### SUPPLIED RECORDS
————————

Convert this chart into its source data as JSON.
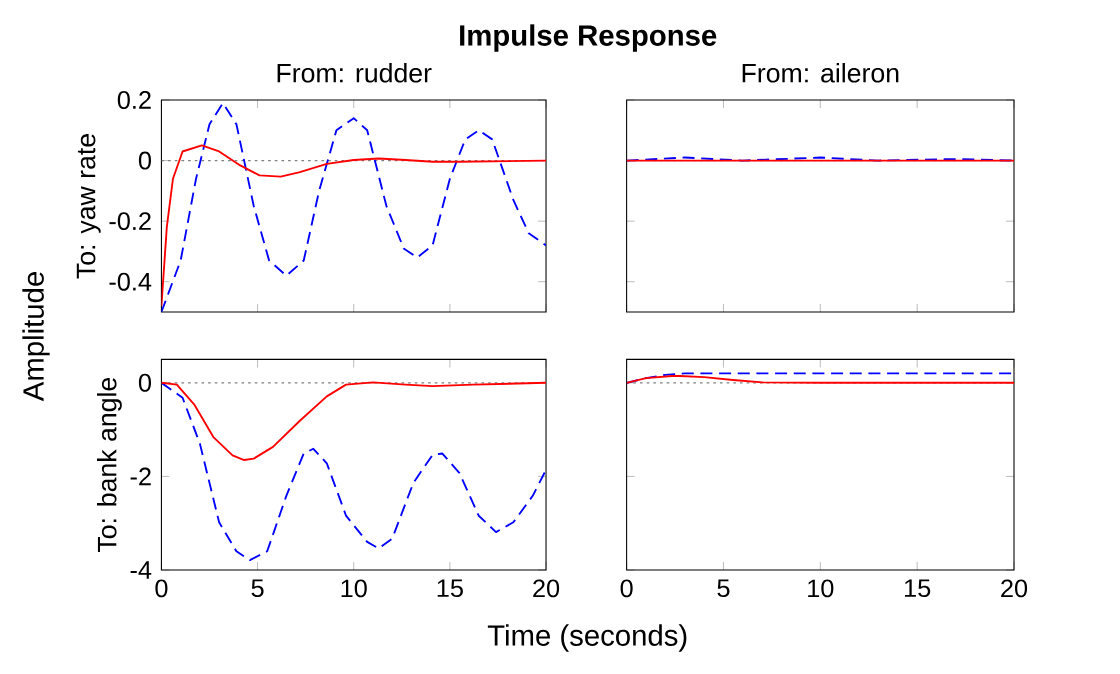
{
  "chart_data": [
    {
      "type": "other",
      "title": "Impulse Response",
      "xlabel": "Time (seconds)",
      "ylabel": "Amplitude"
    },
    {
      "type": "line",
      "title": "From: rudder",
      "ylabel": "To: yaw rate",
      "xlim": [
        0,
        20
      ],
      "xticks": [
        0,
        5,
        10,
        15,
        20
      ],
      "ylim": [
        -0.5,
        0.2
      ],
      "yticks": [
        -0.4,
        -0.2,
        0,
        0.2
      ],
      "tick_labels": "y",
      "grid": false,
      "marker": "none",
      "ref_lines": [
        {
          "axis": "y",
          "value": 0,
          "color": "#808080",
          "line_style": "dotted"
        }
      ],
      "series": [
        {
          "color": "#0000ff",
          "line_style": "dashed",
          "x": [
            0,
            1.0,
            1.8,
            2.5,
            3.2,
            3.9,
            4.8,
            5.6,
            6.5,
            7.4,
            8.2,
            9.1,
            10,
            10.7,
            11.7,
            12.6,
            13.3,
            14.1,
            15,
            15.8,
            16.5,
            17.2,
            18.3,
            19.1,
            20
          ],
          "values": [
            -0.5,
            -0.33,
            -0.06,
            0.12,
            0.19,
            0.12,
            -0.15,
            -0.33,
            -0.38,
            -0.33,
            -0.1,
            0.1,
            0.14,
            0.1,
            -0.15,
            -0.29,
            -0.32,
            -0.28,
            -0.06,
            0.07,
            0.1,
            0.07,
            -0.13,
            -0.24,
            -0.28
          ]
        },
        {
          "color": "#ff0000",
          "line_style": "solid",
          "x": [
            0,
            0.28,
            0.6,
            1.1,
            2.1,
            3.0,
            4.1,
            5.1,
            6.2,
            7.2,
            8.6,
            10,
            11.3,
            12.7,
            14.1,
            15.5,
            20
          ],
          "values": [
            -0.48,
            -0.22,
            -0.06,
            0.03,
            0.05,
            0.03,
            -0.016,
            -0.049,
            -0.053,
            -0.038,
            -0.011,
            0.002,
            0.007,
            0.002,
            -0.004,
            -0.004,
            0
          ]
        }
      ]
    },
    {
      "type": "line",
      "title": "From: aileron",
      "xlim": [
        0,
        20
      ],
      "xticks": [
        0,
        5,
        10,
        15,
        20
      ],
      "ylim": [
        -0.5,
        0.2
      ],
      "yticks": [
        -0.4,
        -0.2,
        0,
        0.2
      ],
      "tick_labels": false,
      "grid": false,
      "marker": "none",
      "ref_lines": [
        {
          "axis": "y",
          "value": 0,
          "color": "#808080",
          "line_style": "dotted"
        }
      ],
      "series": [
        {
          "color": "#0000ff",
          "line_style": "dashed",
          "x": [
            0,
            3,
            6,
            10,
            13,
            17,
            20
          ],
          "values": [
            0,
            0.01,
            0,
            0.01,
            0,
            0.005,
            0
          ]
        },
        {
          "color": "#ff0000",
          "line_style": "solid",
          "x": [
            0,
            20
          ],
          "values": [
            0,
            0
          ]
        }
      ]
    },
    {
      "type": "line",
      "ylabel": "To: bank angle",
      "xlim": [
        0,
        20
      ],
      "xticks": [
        0,
        5,
        10,
        15,
        20
      ],
      "ylim": [
        -4,
        0.5
      ],
      "yticks": [
        -4,
        -2,
        0
      ],
      "grid": false,
      "marker": "none",
      "ref_lines": [
        {
          "axis": "y",
          "value": 0,
          "color": "#808080",
          "line_style": "dotted"
        }
      ],
      "series": [
        {
          "color": "#0000ff",
          "line_style": "dashed",
          "x": [
            0,
            1.1,
            2.0,
            3.0,
            3.9,
            4.6,
            5.5,
            6.5,
            7.4,
            7.9,
            8.6,
            9.6,
            10.7,
            11.3,
            12.0,
            13.1,
            14.1,
            14.6,
            15.5,
            16.5,
            17.4,
            18.3,
            19.3,
            20
          ],
          "values": [
            0,
            -0.32,
            -1.3,
            -2.98,
            -3.6,
            -3.79,
            -3.6,
            -2.41,
            -1.51,
            -1.41,
            -1.72,
            -2.84,
            -3.4,
            -3.54,
            -3.33,
            -2.14,
            -1.54,
            -1.51,
            -1.93,
            -2.84,
            -3.19,
            -2.98,
            -2.42,
            -1.86
          ]
        },
        {
          "color": "#ff0000",
          "line_style": "solid",
          "x": [
            0,
            0.8,
            1.7,
            2.7,
            3.7,
            4.3,
            4.8,
            5.8,
            7.2,
            8.6,
            9.6,
            11,
            12.7,
            14.1,
            16.2,
            20
          ],
          "values": [
            0,
            -0.04,
            -0.46,
            -1.16,
            -1.55,
            -1.65,
            -1.62,
            -1.37,
            -0.81,
            -0.29,
            -0.04,
            0.01,
            -0.04,
            -0.07,
            -0.04,
            0
          ]
        }
      ]
    },
    {
      "type": "line",
      "xlim": [
        0,
        20
      ],
      "xticks": [
        0,
        5,
        10,
        15,
        20
      ],
      "ylim": [
        -4,
        0.5
      ],
      "yticks": [
        -4,
        -2,
        0
      ],
      "tick_labels": "x",
      "grid": false,
      "marker": "none",
      "ref_lines": [
        {
          "axis": "y",
          "value": 0,
          "color": "#808080",
          "line_style": "dotted"
        }
      ],
      "series": [
        {
          "color": "#0000ff",
          "line_style": "dashed",
          "x": [
            0,
            1,
            2,
            3,
            5,
            10,
            15,
            20
          ],
          "values": [
            0,
            0.1,
            0.17,
            0.2,
            0.2,
            0.2,
            0.2,
            0.2
          ]
        },
        {
          "color": "#ff0000",
          "line_style": "solid",
          "x": [
            0,
            1,
            2.5,
            4,
            5.5,
            7,
            10,
            20
          ],
          "values": [
            0,
            0.1,
            0.15,
            0.12,
            0.06,
            0.01,
            0,
            0
          ]
        }
      ]
    }
  ]
}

————————

### DESCRIPTION OF THE TASK
From the data above, copy out every line with the string "ylabel" in it.

### THE RESULT
      "ylabel": "Amplitude"
      "ylabel": "To: yaw rate",
      "ylabel": "To: bank angle",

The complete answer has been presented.